[BEGIN Information given]

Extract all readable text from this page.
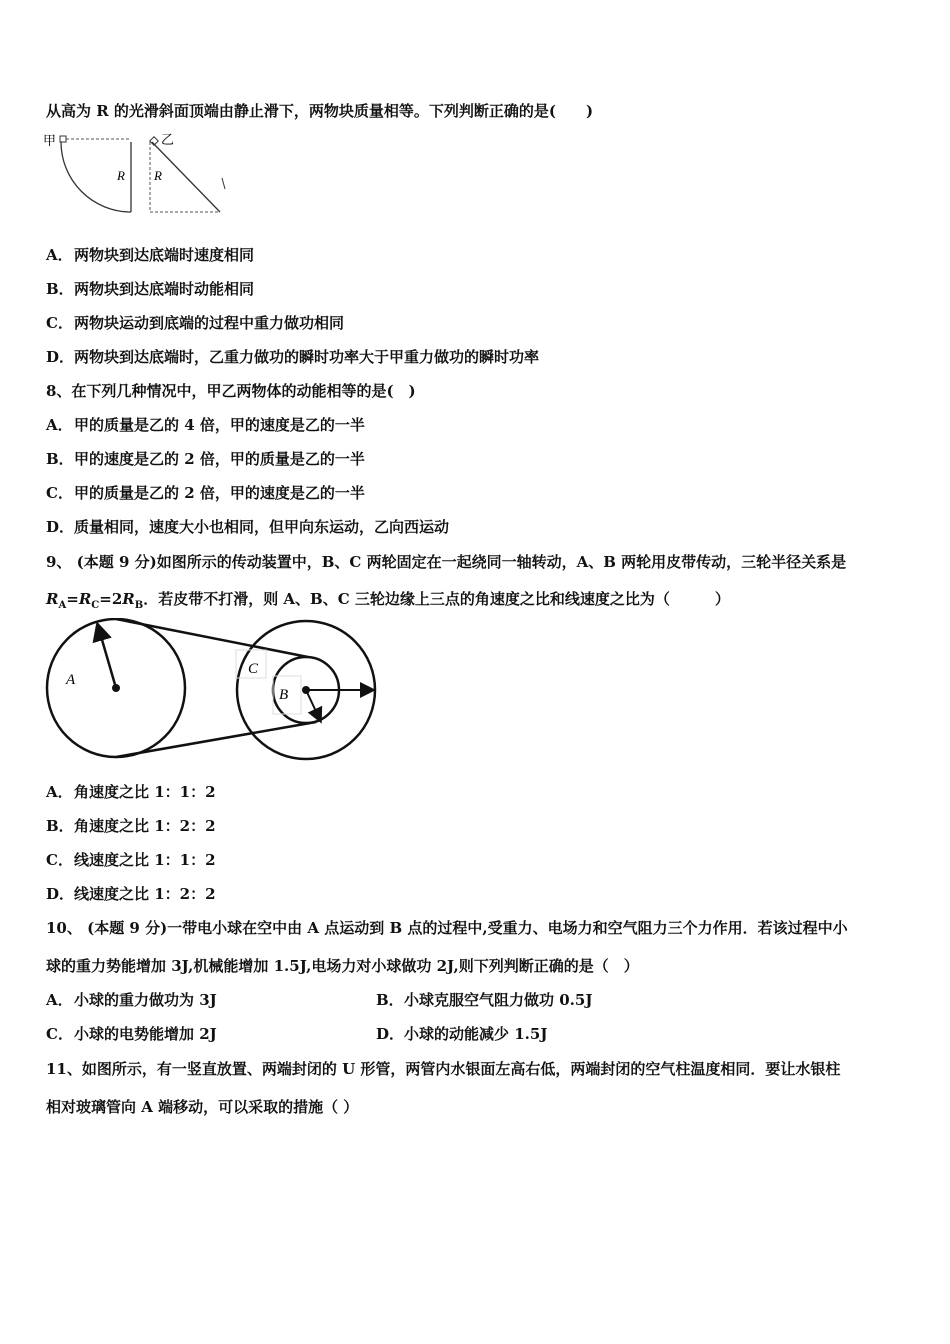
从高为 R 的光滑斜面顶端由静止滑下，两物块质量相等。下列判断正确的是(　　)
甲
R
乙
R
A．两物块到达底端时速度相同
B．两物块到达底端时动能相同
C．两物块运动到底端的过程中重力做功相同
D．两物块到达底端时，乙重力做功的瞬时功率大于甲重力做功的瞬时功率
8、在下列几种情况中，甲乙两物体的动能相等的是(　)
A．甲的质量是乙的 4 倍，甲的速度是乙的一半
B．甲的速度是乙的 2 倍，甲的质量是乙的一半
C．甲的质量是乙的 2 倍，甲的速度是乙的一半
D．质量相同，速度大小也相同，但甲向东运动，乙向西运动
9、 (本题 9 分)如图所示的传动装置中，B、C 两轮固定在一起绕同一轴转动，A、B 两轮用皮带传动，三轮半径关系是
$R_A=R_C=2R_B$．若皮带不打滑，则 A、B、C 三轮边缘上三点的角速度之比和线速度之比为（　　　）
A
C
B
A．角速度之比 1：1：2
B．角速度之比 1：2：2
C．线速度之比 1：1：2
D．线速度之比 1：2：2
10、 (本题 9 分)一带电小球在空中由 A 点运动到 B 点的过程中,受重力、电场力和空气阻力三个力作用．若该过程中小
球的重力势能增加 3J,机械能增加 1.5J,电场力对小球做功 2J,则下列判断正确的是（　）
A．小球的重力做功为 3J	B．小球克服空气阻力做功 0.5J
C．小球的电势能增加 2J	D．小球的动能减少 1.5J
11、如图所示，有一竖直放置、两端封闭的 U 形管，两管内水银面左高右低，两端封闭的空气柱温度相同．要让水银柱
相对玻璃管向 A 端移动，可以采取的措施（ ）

[END Information given]

- **Problem to work on**
Look through the data above. Copy every line with the string "甲的速度是乙的一半" in it.

- **Response to the task**
A．甲的质量是乙的 4 倍，甲的速度是乙的一半
C．甲的质量是乙的 2 倍，甲的速度是乙的一半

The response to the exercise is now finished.